Task requirements:
Copy all the material that follows, keeping every character the same.

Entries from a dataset
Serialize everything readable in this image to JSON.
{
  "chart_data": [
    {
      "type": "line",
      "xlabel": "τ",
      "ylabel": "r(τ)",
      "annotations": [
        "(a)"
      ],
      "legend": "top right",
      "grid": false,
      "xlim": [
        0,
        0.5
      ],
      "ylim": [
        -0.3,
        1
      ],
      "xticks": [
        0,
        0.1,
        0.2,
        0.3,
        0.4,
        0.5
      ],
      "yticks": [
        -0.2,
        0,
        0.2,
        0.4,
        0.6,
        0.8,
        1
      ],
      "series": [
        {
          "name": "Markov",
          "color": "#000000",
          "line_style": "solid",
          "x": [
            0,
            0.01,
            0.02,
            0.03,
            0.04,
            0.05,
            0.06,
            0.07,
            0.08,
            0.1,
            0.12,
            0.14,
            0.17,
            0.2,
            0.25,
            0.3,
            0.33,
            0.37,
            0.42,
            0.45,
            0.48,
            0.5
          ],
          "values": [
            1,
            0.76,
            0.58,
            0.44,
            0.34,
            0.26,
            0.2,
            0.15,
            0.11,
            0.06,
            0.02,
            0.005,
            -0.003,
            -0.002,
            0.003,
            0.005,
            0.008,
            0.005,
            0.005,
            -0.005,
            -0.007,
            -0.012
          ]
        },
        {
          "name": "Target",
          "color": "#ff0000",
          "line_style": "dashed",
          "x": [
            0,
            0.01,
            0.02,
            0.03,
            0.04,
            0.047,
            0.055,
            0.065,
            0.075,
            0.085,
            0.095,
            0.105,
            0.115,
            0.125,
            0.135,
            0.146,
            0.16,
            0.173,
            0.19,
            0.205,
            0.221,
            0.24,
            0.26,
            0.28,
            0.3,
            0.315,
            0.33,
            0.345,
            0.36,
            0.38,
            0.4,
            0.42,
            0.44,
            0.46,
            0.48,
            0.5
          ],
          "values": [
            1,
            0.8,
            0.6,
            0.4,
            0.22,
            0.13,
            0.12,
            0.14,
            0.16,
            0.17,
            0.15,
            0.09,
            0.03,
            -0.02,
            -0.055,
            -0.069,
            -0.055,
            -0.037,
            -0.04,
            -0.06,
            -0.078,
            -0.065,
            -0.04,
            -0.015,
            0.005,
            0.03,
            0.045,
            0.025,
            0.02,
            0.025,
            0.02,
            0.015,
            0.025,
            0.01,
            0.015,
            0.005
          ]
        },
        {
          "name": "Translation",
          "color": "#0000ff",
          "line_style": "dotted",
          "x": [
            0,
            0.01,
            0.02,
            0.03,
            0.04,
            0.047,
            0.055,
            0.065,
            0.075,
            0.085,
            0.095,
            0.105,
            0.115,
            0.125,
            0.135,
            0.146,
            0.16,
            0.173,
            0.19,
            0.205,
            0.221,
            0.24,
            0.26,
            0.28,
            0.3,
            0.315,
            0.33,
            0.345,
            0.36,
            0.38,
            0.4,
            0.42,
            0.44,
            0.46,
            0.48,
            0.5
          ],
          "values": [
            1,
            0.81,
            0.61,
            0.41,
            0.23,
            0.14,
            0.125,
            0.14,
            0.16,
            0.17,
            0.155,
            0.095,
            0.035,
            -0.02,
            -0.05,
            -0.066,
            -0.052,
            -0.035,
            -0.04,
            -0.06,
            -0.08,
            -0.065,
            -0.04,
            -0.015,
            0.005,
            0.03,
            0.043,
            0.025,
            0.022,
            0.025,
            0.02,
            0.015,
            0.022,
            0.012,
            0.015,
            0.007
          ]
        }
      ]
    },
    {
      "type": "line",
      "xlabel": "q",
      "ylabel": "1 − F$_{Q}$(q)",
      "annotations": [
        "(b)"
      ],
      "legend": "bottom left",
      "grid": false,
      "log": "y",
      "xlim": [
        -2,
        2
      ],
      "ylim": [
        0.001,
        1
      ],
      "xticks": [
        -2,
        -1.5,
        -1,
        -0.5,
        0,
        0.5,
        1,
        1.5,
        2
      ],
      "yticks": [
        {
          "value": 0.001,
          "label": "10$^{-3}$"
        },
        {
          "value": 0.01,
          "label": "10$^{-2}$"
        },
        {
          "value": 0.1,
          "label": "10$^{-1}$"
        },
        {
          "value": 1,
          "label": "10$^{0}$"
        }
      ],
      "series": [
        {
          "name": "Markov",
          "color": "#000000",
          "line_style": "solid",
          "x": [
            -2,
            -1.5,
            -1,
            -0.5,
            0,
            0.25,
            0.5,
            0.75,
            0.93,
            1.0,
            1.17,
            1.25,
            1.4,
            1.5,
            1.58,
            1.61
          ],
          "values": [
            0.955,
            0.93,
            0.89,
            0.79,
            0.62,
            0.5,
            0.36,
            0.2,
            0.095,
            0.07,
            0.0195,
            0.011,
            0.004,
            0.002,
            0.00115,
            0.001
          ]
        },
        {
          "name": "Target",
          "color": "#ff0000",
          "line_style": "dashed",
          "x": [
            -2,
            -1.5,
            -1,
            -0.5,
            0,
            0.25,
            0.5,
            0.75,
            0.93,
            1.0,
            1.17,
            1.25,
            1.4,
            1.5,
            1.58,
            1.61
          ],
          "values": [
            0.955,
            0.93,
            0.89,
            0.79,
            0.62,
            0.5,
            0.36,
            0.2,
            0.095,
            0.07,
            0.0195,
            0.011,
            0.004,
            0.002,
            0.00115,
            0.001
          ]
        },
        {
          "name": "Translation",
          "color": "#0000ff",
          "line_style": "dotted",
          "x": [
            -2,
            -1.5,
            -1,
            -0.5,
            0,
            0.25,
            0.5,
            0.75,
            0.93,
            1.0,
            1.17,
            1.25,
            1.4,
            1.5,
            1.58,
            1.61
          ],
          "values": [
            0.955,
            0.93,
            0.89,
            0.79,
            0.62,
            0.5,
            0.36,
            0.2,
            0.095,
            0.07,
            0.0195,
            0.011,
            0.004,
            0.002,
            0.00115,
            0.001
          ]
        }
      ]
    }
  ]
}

Solution below:
Serialize everything readable in this image to JSON.
{
  "chart_data": [
    {
      "type": "line",
      "xlabel": "τ",
      "ylabel": "r(τ)",
      "annotations": [
        "(a)"
      ],
      "legend": "top right",
      "grid": false,
      "xlim": [
        0,
        0.5
      ],
      "ylim": [
        -0.3,
        1
      ],
      "xticks": [
        0,
        0.1,
        0.2,
        0.3,
        0.4,
        0.5
      ],
      "yticks": [
        -0.2,
        0,
        0.2,
        0.4,
        0.6,
        0.8,
        1
      ],
      "series": [
        {
          "name": "Markov",
          "color": "#000000",
          "line_style": "solid",
          "x": [
            0,
            0.01,
            0.02,
            0.03,
            0.04,
            0.05,
            0.06,
            0.07,
            0.08,
            0.1,
            0.12,
            0.14,
            0.17,
            0.2,
            0.25,
            0.3,
            0.33,
            0.37,
            0.42,
            0.45,
            0.48,
            0.5
          ],
          "values": [
            1,
            0.76,
            0.58,
            0.44,
            0.34,
            0.26,
            0.2,
            0.15,
            0.11,
            0.06,
            0.02,
            0.005,
            -0.003,
            -0.002,
            0.003,
            0.005,
            0.008,
            0.005,
            0.005,
            -0.005,
            -0.007,
            -0.012
          ]
        },
        {
          "name": "Target",
          "color": "#ff0000",
          "line_style": "dashed",
          "x": [
            0,
            0.01,
            0.02,
            0.03,
            0.04,
            0.047,
            0.055,
            0.065,
            0.075,
            0.085,
            0.095,
            0.105,
            0.115,
            0.125,
            0.135,
            0.146,
            0.16,
            0.173,
            0.19,
            0.205,
            0.221,
            0.24,
            0.26,
            0.28,
            0.3,
            0.315,
            0.33,
            0.345,
            0.36,
            0.38,
            0.4,
            0.42,
            0.44,
            0.46,
            0.48,
            0.5
          ],
          "values": [
            1,
            0.8,
            0.6,
            0.4,
            0.22,
            0.13,
            0.12,
            0.14,
            0.16,
            0.17,
            0.15,
            0.09,
            0.03,
            -0.02,
            -0.055,
            -0.069,
            -0.055,
            -0.037,
            -0.04,
            -0.06,
            -0.078,
            -0.065,
            -0.04,
            -0.015,
            0.005,
            0.03,
            0.045,
            0.025,
            0.02,
            0.025,
            0.02,
            0.015,
            0.025,
            0.01,
            0.015,
            0.005
          ]
        },
        {
          "name": "Translation",
          "color": "#0000ff",
          "line_style": "dotted",
          "x": [
            0,
            0.01,
            0.02,
            0.03,
            0.04,
            0.047,
            0.055,
            0.065,
            0.075,
            0.085,
            0.095,
            0.105,
            0.115,
            0.125,
            0.135,
            0.146,
            0.16,
            0.173,
            0.19,
            0.205,
            0.221,
            0.24,
            0.26,
            0.28,
            0.3,
            0.315,
            0.33,
            0.345,
            0.36,
            0.38,
            0.4,
            0.42,
            0.44,
            0.46,
            0.48,
            0.5
          ],
          "values": [
            1,
            0.81,
            0.61,
            0.41,
            0.23,
            0.14,
            0.125,
            0.14,
            0.16,
            0.17,
            0.155,
            0.095,
            0.035,
            -0.02,
            -0.05,
            -0.066,
            -0.052,
            -0.035,
            -0.04,
            -0.06,
            -0.08,
            -0.065,
            -0.04,
            -0.015,
            0.005,
            0.03,
            0.043,
            0.025,
            0.022,
            0.025,
            0.02,
            0.015,
            0.022,
            0.012,
            0.015,
            0.007
          ]
        }
      ]
    },
    {
      "type": "line",
      "xlabel": "q",
      "ylabel": "1 − F$_{Q}$(q)",
      "annotations": [
        "(b)"
      ],
      "legend": "bottom left",
      "grid": false,
      "log": "y",
      "xlim": [
        -2,
        2
      ],
      "ylim": [
        0.001,
        1
      ],
      "xticks": [
        -2,
        -1.5,
        -1,
        -0.5,
        0,
        0.5,
        1,
        1.5,
        2
      ],
      "yticks": [
        {
          "value": 0.001,
          "label": "10$^{-3}$"
        },
        {
          "value": 0.01,
          "label": "10$^{-2}$"
        },
        {
          "value": 0.1,
          "label": "10$^{-1}$"
        },
        {
          "value": 1,
          "label": "10$^{0}$"
        }
      ],
      "series": [
        {
          "name": "Markov",
          "color": "#000000",
          "line_style": "solid",
          "x": [
            -2,
            -1.5,
            -1,
            -0.5,
            0,
            0.25,
            0.5,
            0.75,
            0.93,
            1.0,
            1.17,
            1.25,
            1.4,
            1.5,
            1.58,
            1.61
          ],
          "values": [
            0.955,
            0.93,
            0.89,
            0.79,
            0.62,
            0.5,
            0.36,
            0.2,
            0.095,
            0.07,
            0.0195,
            0.011,
            0.004,
            0.002,
            0.00115,
            0.001
          ]
        },
        {
          "name": "Target",
          "color": "#ff0000",
          "line_style": "dashed",
          "x": [
            -2,
            -1.5,
            -1,
            -0.5,
            0,
            0.25,
            0.5,
            0.75,
            0.93,
            1.0,
            1.17,
            1.25,
            1.4,
            1.5,
            1.58,
            1.61
          ],
          "values": [
            0.955,
            0.93,
            0.89,
            0.79,
            0.62,
            0.5,
            0.36,
            0.2,
            0.095,
            0.07,
            0.0195,
            0.011,
            0.004,
            0.002,
            0.00115,
            0.001
          ]
        },
        {
          "name": "Translation",
          "color": "#0000ff",
          "line_style": "dotted",
          "x": [
            -2,
            -1.5,
            -1,
            -0.5,
            0,
            0.25,
            0.5,
            0.75,
            0.93,
            1.0,
            1.17,
            1.25,
            1.4,
            1.5,
            1.58,
            1.61
          ],
          "values": [
            0.955,
            0.93,
            0.89,
            0.79,
            0.62,
            0.5,
            0.36,
            0.2,
            0.095,
            0.07,
            0.0195,
            0.011,
            0.004,
            0.002,
            0.00115,
            0.001
          ]
        }
      ]
    }
  ]
}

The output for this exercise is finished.